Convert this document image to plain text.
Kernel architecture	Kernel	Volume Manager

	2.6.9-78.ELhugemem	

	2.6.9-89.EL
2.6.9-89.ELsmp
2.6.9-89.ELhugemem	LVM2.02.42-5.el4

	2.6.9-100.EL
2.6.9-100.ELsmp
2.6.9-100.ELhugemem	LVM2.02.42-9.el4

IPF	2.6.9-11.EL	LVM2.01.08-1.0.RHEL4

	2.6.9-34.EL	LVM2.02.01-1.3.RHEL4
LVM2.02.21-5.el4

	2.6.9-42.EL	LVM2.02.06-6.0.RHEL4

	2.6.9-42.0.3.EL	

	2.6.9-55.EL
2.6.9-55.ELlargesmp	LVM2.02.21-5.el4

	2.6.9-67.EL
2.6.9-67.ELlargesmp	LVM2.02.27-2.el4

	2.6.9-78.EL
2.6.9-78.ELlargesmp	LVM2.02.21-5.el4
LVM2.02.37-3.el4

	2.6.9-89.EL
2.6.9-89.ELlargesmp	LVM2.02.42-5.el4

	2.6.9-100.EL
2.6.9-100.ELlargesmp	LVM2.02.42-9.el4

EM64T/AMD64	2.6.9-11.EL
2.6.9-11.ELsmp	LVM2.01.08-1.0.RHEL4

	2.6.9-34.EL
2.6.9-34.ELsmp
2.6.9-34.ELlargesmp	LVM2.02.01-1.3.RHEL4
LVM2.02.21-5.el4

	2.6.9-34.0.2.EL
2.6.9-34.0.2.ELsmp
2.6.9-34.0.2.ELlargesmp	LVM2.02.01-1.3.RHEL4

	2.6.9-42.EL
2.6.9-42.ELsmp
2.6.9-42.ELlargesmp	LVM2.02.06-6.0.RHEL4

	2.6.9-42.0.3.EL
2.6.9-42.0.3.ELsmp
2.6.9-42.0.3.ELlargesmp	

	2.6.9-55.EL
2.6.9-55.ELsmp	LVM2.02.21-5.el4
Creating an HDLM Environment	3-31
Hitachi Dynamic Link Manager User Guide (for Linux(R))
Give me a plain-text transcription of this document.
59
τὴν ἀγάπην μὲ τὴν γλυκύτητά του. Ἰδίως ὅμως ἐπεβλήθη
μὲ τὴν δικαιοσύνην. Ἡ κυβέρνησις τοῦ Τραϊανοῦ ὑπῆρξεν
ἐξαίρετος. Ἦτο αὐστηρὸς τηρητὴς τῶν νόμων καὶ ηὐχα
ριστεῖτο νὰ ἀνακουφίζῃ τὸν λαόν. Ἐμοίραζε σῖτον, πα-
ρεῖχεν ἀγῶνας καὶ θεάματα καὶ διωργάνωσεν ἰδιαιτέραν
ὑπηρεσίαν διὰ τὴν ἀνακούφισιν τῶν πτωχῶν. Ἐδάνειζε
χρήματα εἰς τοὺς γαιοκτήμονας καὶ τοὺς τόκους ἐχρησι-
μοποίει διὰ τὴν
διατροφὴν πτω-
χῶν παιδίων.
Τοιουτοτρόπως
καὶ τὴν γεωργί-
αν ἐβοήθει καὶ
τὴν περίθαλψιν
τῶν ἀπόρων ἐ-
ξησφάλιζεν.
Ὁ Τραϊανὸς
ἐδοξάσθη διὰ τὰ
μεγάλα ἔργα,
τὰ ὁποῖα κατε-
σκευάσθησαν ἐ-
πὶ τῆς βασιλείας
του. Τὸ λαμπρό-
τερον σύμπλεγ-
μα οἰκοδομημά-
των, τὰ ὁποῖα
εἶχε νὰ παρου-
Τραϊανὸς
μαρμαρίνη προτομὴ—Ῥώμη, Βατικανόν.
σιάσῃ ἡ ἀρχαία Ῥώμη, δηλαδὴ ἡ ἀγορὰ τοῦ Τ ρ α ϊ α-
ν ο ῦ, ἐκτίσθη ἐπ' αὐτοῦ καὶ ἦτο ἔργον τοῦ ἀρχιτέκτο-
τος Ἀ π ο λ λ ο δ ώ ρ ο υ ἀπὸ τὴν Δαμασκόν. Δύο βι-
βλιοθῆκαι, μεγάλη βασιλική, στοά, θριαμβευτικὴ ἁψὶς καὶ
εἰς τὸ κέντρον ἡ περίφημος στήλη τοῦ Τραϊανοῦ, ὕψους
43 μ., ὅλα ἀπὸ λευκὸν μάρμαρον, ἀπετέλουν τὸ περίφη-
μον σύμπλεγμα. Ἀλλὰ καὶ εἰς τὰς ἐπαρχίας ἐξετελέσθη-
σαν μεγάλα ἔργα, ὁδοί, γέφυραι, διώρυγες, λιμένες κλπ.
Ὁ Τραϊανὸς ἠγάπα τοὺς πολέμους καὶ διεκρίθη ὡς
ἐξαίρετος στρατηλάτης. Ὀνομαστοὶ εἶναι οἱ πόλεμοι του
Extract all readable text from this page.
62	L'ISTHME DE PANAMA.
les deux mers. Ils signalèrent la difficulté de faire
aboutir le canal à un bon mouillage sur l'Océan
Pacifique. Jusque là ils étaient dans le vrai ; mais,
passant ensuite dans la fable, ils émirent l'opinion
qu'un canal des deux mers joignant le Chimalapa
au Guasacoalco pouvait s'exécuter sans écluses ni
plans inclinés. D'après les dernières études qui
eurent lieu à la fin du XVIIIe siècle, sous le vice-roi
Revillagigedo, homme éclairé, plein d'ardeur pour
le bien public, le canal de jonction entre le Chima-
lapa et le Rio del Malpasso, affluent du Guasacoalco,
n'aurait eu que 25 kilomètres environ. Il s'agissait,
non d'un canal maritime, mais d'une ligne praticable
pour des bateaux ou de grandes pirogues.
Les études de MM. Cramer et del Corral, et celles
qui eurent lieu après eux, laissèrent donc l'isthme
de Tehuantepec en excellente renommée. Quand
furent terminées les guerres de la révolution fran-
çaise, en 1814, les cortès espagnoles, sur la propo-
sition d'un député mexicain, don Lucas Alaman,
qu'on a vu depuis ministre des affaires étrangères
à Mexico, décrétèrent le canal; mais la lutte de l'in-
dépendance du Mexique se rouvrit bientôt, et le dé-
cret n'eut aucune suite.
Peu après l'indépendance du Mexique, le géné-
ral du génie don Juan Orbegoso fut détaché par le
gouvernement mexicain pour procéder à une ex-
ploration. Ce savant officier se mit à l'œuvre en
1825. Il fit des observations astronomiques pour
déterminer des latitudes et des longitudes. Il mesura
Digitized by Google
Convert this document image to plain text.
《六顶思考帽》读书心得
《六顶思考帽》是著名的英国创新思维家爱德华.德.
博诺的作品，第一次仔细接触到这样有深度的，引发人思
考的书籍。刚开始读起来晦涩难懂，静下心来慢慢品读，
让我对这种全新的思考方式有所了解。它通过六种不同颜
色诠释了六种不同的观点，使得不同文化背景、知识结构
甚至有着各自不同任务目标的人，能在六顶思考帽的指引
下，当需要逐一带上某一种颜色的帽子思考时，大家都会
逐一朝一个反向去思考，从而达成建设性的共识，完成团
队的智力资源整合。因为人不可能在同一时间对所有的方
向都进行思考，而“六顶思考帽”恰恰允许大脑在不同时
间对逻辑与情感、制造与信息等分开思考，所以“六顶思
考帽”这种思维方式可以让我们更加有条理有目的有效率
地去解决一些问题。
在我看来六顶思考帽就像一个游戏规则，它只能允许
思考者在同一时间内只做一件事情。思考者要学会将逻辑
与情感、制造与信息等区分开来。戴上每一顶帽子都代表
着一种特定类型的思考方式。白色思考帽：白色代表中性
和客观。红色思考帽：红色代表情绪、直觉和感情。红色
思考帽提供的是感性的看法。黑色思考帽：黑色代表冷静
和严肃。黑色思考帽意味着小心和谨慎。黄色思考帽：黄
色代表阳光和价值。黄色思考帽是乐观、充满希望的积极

### STATED EXERCISE:
Return each line that includes "text".

### TASK OUTPUT:
Convert this document image to plain text.
Give me a plain-text transcription of this document.
Extract all readable text from this page.
Convert this document image to plain text.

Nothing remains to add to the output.